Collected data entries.
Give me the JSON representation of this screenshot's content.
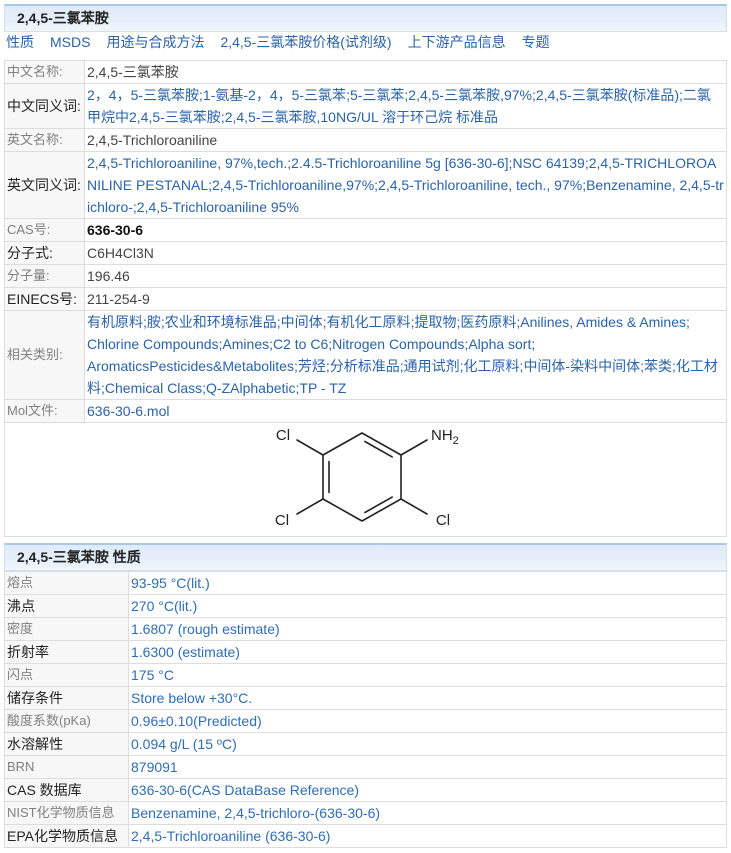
{
  "title": "2,4,5-三氯苯胺",
  "nav": {
    "properties": "性质",
    "msds": "MSDS",
    "uses_synthesis": "用途与合成方法",
    "price": "2,4,5-三氯苯胺价格(试剂级)",
    "supply_chain": "上下游产品信息",
    "topics": "专题"
  },
  "list_separator": ";",
  "basic": {
    "chinese_name": {
      "label": "中文名称:",
      "value": "2,4,5-三氯苯胺"
    },
    "chinese_synonyms": {
      "label": "中文同义词:",
      "values": [
        "2，4，5-三氯苯胺",
        "1-氨基-2，4，5-三氯苯",
        "5-三氯苯",
        "2,4,5-三氯苯胺,97%",
        "2,4,5-三氯苯胺(标准品)",
        "二氯甲烷中2,4,5-三氯苯胺",
        "2,4,5-三氯苯胺,10NG/UL 溶于环己烷 标准品"
      ]
    },
    "english_name": {
      "label": "英文名称:",
      "value": "2,4,5-Trichloroaniline"
    },
    "english_synonyms": {
      "label": "英文同义词:",
      "values": [
        "2,4,5-Trichloroaniline, 97%,tech.",
        "2.4.5-Trichloroaniline 5g [636-30-6]",
        "NSC 64139",
        "2,4,5-TRICHLOROANILINE PESTANAL",
        "2,4,5-Trichloroaniline,97%",
        "2,4,5-Trichloroaniline, tech., 97%",
        "Benzenamine, 2,4,5-trichloro-",
        "2,4,5-Trichloroaniline 95%"
      ]
    },
    "cas": {
      "label": "CAS号:",
      "value": "636-30-6"
    },
    "formula": {
      "label": "分子式:",
      "value": "C6H4Cl3N"
    },
    "molecular_weight": {
      "label": "分子量:",
      "value": "196.46"
    },
    "einecs": {
      "label": "EINECS号:",
      "value": "211-254-9"
    },
    "categories": {
      "label": "相关类别:",
      "values": [
        "有机原料",
        "胺",
        "农业和环境标准品",
        "中间体",
        "有机化工原料",
        "提取物",
        "医药原料",
        "Anilines, Amides & Amines",
        "Chlorine Compounds",
        "Amines",
        "C2 to C6",
        "Nitrogen Compounds",
        "Alpha sort",
        "AromaticsPesticides&Metabolites",
        "芳烃",
        "分析标准品",
        "通用试剂",
        "化工原料",
        "中间体-染料中间体",
        "苯类",
        "化工材料",
        "Chemical Class",
        "Q-ZAlphabetic",
        "TP - TZ"
      ]
    },
    "mol_file": {
      "label": "Mol文件:",
      "value": "636-30-6.mol"
    }
  },
  "structure": {
    "atoms": {
      "top_left": "Cl",
      "amine_main": "NH",
      "amine_sub": "2",
      "bottom_left": "Cl",
      "bottom_right": "Cl"
    }
  },
  "properties": {
    "title": "2,4,5-三氯苯胺 性质",
    "rows": [
      {
        "label": "熔点",
        "value": "93-95 °C(lit.)"
      },
      {
        "label": "沸点",
        "value": "270 °C(lit.)"
      },
      {
        "label": "密度",
        "value": "1.6807 (rough estimate)"
      },
      {
        "label": "折射率",
        "value": "1.6300 (estimate)"
      },
      {
        "label": "闪点",
        "value": "175 °C"
      },
      {
        "label": "储存条件",
        "value": "Store below +30°C."
      },
      {
        "label": "酸度系数(pKa)",
        "value": "0.96±0.10(Predicted)"
      },
      {
        "label": "水溶解性",
        "value": "0.094 g/L (15 ºC)"
      },
      {
        "label": "BRN",
        "value": "879091"
      },
      {
        "label": "CAS 数据库",
        "value": "636-30-6(CAS DataBase Reference)"
      },
      {
        "label": "NIST化学物质信息",
        "value": "Benzenamine, 2,4,5-trichloro-(636-30-6)"
      },
      {
        "label": "EPA化学物质信息",
        "value": "2,4,5-Trichloroaniline (636-30-6)"
      }
    ]
  },
  "colors": {
    "link": "#2a63a8",
    "property_value": "#2f6db5",
    "header_background": "#e6eff9",
    "header_border": "#a9c8e8",
    "label_background": "#f7f7f7",
    "muted_label": "#808080"
  }
}
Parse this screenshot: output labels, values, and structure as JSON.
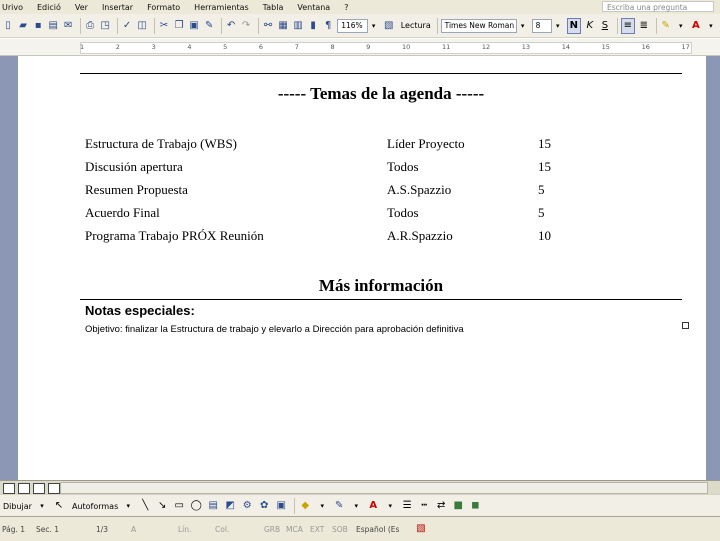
{
  "menu": {
    "items": [
      "Urivo",
      "Edició",
      "Ver",
      "Insertar",
      "Formato",
      "Herramientas",
      "Tabla",
      "Ventana",
      "?"
    ],
    "help_placeholder": "Escriba una pregunta"
  },
  "toolbar": {
    "zoom": "116%",
    "reading_label": "Lectura",
    "font_name": "Times New Roman",
    "font_size": "8",
    "bold_label": "N",
    "italic_label": "K",
    "underline_label": "S"
  },
  "ruler": {
    "ticks": [
      "1",
      "2",
      "3",
      "4",
      "5",
      "6",
      "7",
      "8",
      "9",
      "10",
      "11",
      "12",
      "13",
      "14",
      "15",
      "16",
      "17"
    ]
  },
  "document": {
    "agenda_heading": "----- Temas de la agenda -----",
    "agenda_rows": [
      {
        "topic": "Estructura de Trabajo (WBS)",
        "owner": "Líder Proyecto",
        "minutes": "15"
      },
      {
        "topic": "Discusión apertura",
        "owner": "Todos",
        "minutes": "15"
      },
      {
        "topic": "Resumen Propuesta",
        "owner": "A.S.Spazzio",
        "minutes": "5"
      },
      {
        "topic": "Acuerdo Final",
        "owner": "Todos",
        "minutes": "5"
      },
      {
        "topic": "Programa Trabajo PRÓX Reunión",
        "owner": "A.R.Spazzio",
        "minutes": "10"
      }
    ],
    "more_info_heading": "Más información",
    "notes_title": "Notas especiales:",
    "notes_body": "Objetivo: finalizar la Estructura de trabajo y elevarlo a Dirección para aprobación definitiva"
  },
  "draw_toolbar": {
    "draw_label": "Dibujar",
    "autoshapes_label": "Autoformas"
  },
  "status": {
    "page": "Pág. 1",
    "section": "Sec. 1",
    "page_count": "1/3",
    "at": "A",
    "line": "Lín.",
    "col": "Col.",
    "grb": "GRB",
    "mca": "MCA",
    "ext": "EXT",
    "sob": "SOB",
    "language": "Español (Es"
  }
}
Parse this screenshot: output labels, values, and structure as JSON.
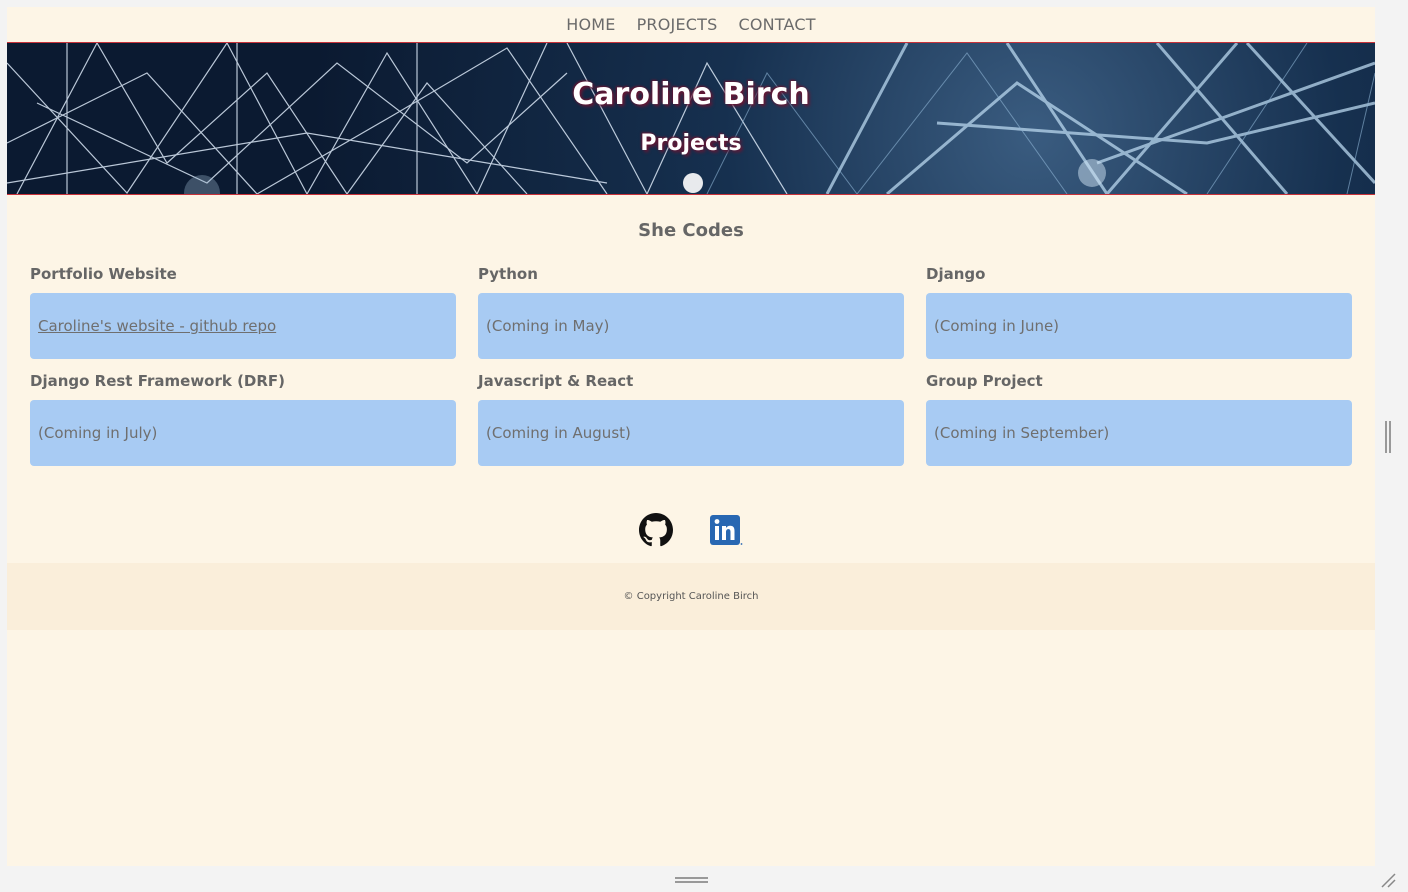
{
  "nav": {
    "items": [
      {
        "label": "HOME"
      },
      {
        "label": "PROJECTS"
      },
      {
        "label": "CONTACT"
      }
    ]
  },
  "hero": {
    "title": "Caroline Birch",
    "subtitle": "Projects"
  },
  "main": {
    "section_title": "She Codes",
    "cards": [
      {
        "label": "Portfolio Website",
        "text": "Caroline's website - github repo",
        "is_link": true
      },
      {
        "label": "Python",
        "text": "(Coming in May)"
      },
      {
        "label": "Django",
        "text": "(Coming in June)"
      },
      {
        "label": "Django Rest Framework (DRF)",
        "text": "(Coming in July)"
      },
      {
        "label": "Javascript & React",
        "text": "(Coming in August)"
      },
      {
        "label": "Group Project",
        "text": "(Coming in September)"
      }
    ]
  },
  "socials": {
    "icons": [
      "github-icon",
      "linkedin-icon"
    ]
  },
  "footer": {
    "text": "© Copyright Caroline Birch"
  },
  "colors": {
    "page_bg": "#fdf5e6",
    "card_bg": "#a8cbf3",
    "footer_bg": "#faeeda",
    "accent_line": "#c8323a",
    "linkedin": "#2867b2"
  }
}
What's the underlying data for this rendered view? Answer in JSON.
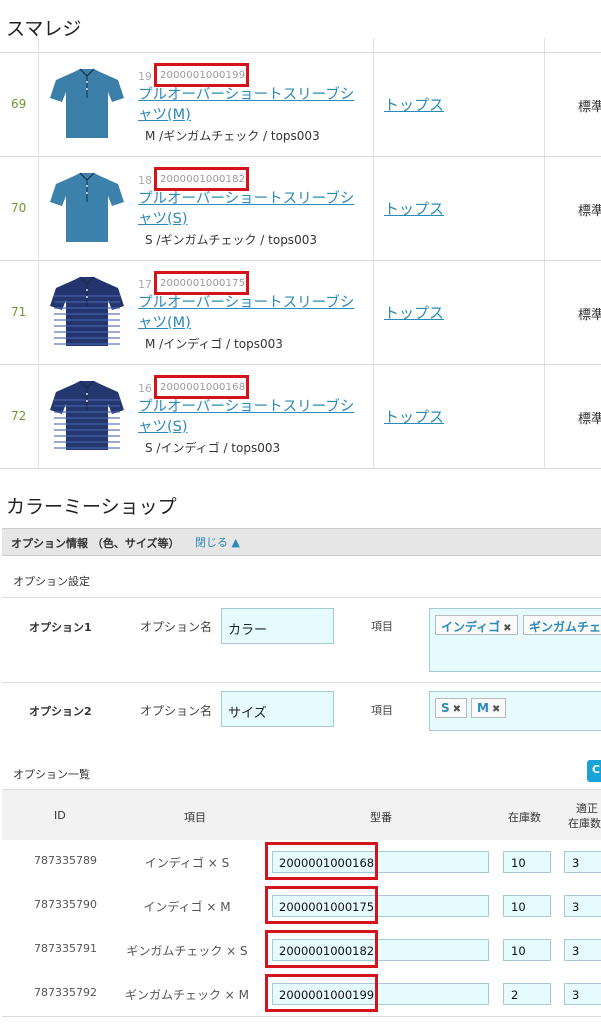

Exercise description. Your task is to copy the entries in full and exactly, without any images.

Correct response.
Give me the JSON representation of this screenshot's content.
{
  "title": "2,4,5-三氯苯胺",
  "nav": {
    "properties": "性质",
    "msds": "MSDS",
    "uses_synthesis": "用途与合成方法",
    "price": "2,4,5-三氯苯胺价格(试剂级)",
    "supply_chain": "上下游产品信息",
    "topics": "专题"
  },
  "list_separator": ";",
  "basic": {
    "chinese_name": {
      "label": "中文名称:",
      "value": "2,4,5-三氯苯胺"
    },
    "chinese_synonyms": {
      "label": "中文同义词:",
      "values": [
        "2，4，5-三氯苯胺",
        "1-氨基-2，4，5-三氯苯",
        "5-三氯苯",
        "2,4,5-三氯苯胺,97%",
        "2,4,5-三氯苯胺(标准品)",
        "二氯甲烷中2,4,5-三氯苯胺",
        "2,4,5-三氯苯胺,10NG/UL 溶于环己烷 标准品"
      ]
    },
    "english_name": {
      "label": "英文名称:",
      "value": "2,4,5-Trichloroaniline"
    },
    "english_synonyms": {
      "label": "英文同义词:",
      "values": [
        "2,4,5-Trichloroaniline, 97%,tech.",
        "2.4.5-Trichloroaniline 5g [636-30-6]",
        "NSC 64139",
        "2,4,5-TRICHLOROANILINE PESTANAL",
        "2,4,5-Trichloroaniline,97%",
        "2,4,5-Trichloroaniline, tech., 97%",
        "Benzenamine, 2,4,5-trichloro-",
        "2,4,5-Trichloroaniline 95%"
      ]
    },
    "cas": {
      "label": "CAS号:",
      "value": "636-30-6"
    },
    "formula": {
      "label": "分子式:",
      "value": "C6H4Cl3N"
    },
    "molecular_weight": {
      "label": "分子量:",
      "value": "196.46"
    },
    "einecs": {
      "label": "EINECS号:",
      "value": "211-254-9"
    },
    "categories": {
      "label": "相关类别:",
      "values": [
        "有机原料",
        "胺",
        "农业和环境标准品",
        "中间体",
        "有机化工原料",
        "提取物",
        "医药原料",
        "Anilines, Amides & Amines",
        "Chlorine Compounds",
        "Amines",
        "C2 to C6",
        "Nitrogen Compounds",
        "Alpha sort",
        "AromaticsPesticides&Metabolites",
        "芳烃",
        "分析标准品",
        "通用试剂",
        "化工原料",
        "中间体-染料中间体",
        "苯类",
        "化工材料",
        "Chemical Class",
        "Q-ZAlphabetic",
        "TP - TZ"
      ]
    },
    "mol_file": {
      "label": "Mol文件:",
      "value": "636-30-6.mol"
    }
  },
  "structure": {
    "atoms": {
      "top_left": "Cl",
      "amine_main": "NH",
      "amine_sub": "2",
      "bottom_left": "Cl",
      "bottom_right": "Cl"
    }
  },
  "properties": {
    "title": "2,4,5-三氯苯胺 性质",
    "rows": [
      {
        "label": "熔点",
        "value": "93-95 °C(lit.)"
      },
      {
        "label": "沸点",
        "value": "270 °C(lit.)"
      },
      {
        "label": "密度",
        "value": "1.6807 (rough estimate)"
      },
      {
        "label": "折射率",
        "value": "1.6300 (estimate)"
      },
      {
        "label": "闪点",
        "value": "175 °C"
      },
      {
        "label": "储存条件",
        "value": "Store below +30°C."
      },
      {
        "label": "酸度系数(pKa)",
        "value": "0.96±0.10(Predicted)"
      },
      {
        "label": "水溶解性",
        "value": "0.094 g/L (15 ºC)"
      },
      {
        "label": "BRN",
        "value": "879091"
      },
      {
        "label": "CAS 数据库",
        "value": "636-30-6(CAS DataBase Reference)"
      },
      {
        "label": "NIST化学物质信息",
        "value": "Benzenamine, 2,4,5-trichloro-(636-30-6)"
      },
      {
        "label": "EPA化学物质信息",
        "value": "2,4,5-Trichloroaniline (636-30-6)"
      }
    ]
  },
  "colors": {
    "link": "#2a63a8",
    "property_value": "#2f6db5",
    "header_background": "#e6eff9",
    "header_border": "#a9c8e8",
    "label_background": "#f7f7f7",
    "muted_label": "#808080"
  }
}
Parse this screenshot: output labels, values, and structure as JSON.
{
  "menu": {
    "items": [
      "Urivo",
      "Edició",
      "Ver",
      "Insertar",
      "Formato",
      "Herramientas",
      "Tabla",
      "Ventana",
      "?"
    ],
    "help_placeholder": "Escriba una pregunta"
  },
  "toolbar": {
    "zoom": "116%",
    "reading_label": "Lectura",
    "font_name": "Times New Roman",
    "font_size": "8",
    "bold_label": "N",
    "italic_label": "K",
    "underline_label": "S"
  },
  "ruler": {
    "ticks": [
      "1",
      "2",
      "3",
      "4",
      "5",
      "6",
      "7",
      "8",
      "9",
      "10",
      "11",
      "12",
      "13",
      "14",
      "15",
      "16",
      "17"
    ]
  },
  "document": {
    "agenda_heading": "----- Temas de la agenda -----",
    "agenda_rows": [
      {
        "topic": "Estructura de Trabajo (WBS)",
        "owner": "Líder Proyecto",
        "minutes": "15"
      },
      {
        "topic": "Discusión apertura",
        "owner": "Todos",
        "minutes": "15"
      },
      {
        "topic": "Resumen Propuesta",
        "owner": "A.S.Spazzio",
        "minutes": "5"
      },
      {
        "topic": "Acuerdo Final",
        "owner": "Todos",
        "minutes": "5"
      },
      {
        "topic": "Programa Trabajo PRÓX Reunión",
        "owner": "A.R.Spazzio",
        "minutes": "10"
      }
    ],
    "more_info_heading": "Más información",
    "notes_title": "Notas especiales:",
    "notes_body": "Objetivo: finalizar la Estructura de trabajo y elevarlo a Dirección para aprobación definitiva"
  },
  "draw_toolbar": {
    "draw_label": "Dibujar",
    "autoshapes_label": "Autoformas"
  },
  "status": {
    "page": "Pág. 1",
    "section": "Sec. 1",
    "page_count": "1/3",
    "at": "A",
    "line": "Lín.",
    "col": "Col.",
    "grb": "GRB",
    "mca": "MCA",
    "ext": "EXT",
    "sob": "SOB",
    "language": "Español (Es"
  }
}
Parse this screenshot: output labels, values, and structure as JSON.
{
  "nav": {
    "items": [
      {
        "label": "HOME"
      },
      {
        "label": "PROJECTS"
      },
      {
        "label": "CONTACT"
      }
    ]
  },
  "hero": {
    "title": "Caroline Birch",
    "subtitle": "Projects"
  },
  "main": {
    "section_title": "She Codes",
    "cards": [
      {
        "label": "Portfolio Website",
        "text": "Caroline's website - github repo",
        "is_link": true
      },
      {
        "label": "Python",
        "text": "(Coming in May)"
      },
      {
        "label": "Django",
        "text": "(Coming in June)"
      },
      {
        "label": "Django Rest Framework (DRF)",
        "text": "(Coming in July)"
      },
      {
        "label": "Javascript & React",
        "text": "(Coming in August)"
      },
      {
        "label": "Group Project",
        "text": "(Coming in September)"
      }
    ]
  },
  "socials": {
    "icons": [
      "github-icon",
      "linkedin-icon"
    ]
  },
  "footer": {
    "text": "© Copyright Caroline Birch"
  },
  "colors": {
    "page_bg": "#fdf5e6",
    "card_bg": "#a8cbf3",
    "footer_bg": "#faeeda",
    "accent_line": "#c8323a",
    "linkedin": "#2867b2"
  }
}
What's the underlying data for this rendered view? Answer in JSON.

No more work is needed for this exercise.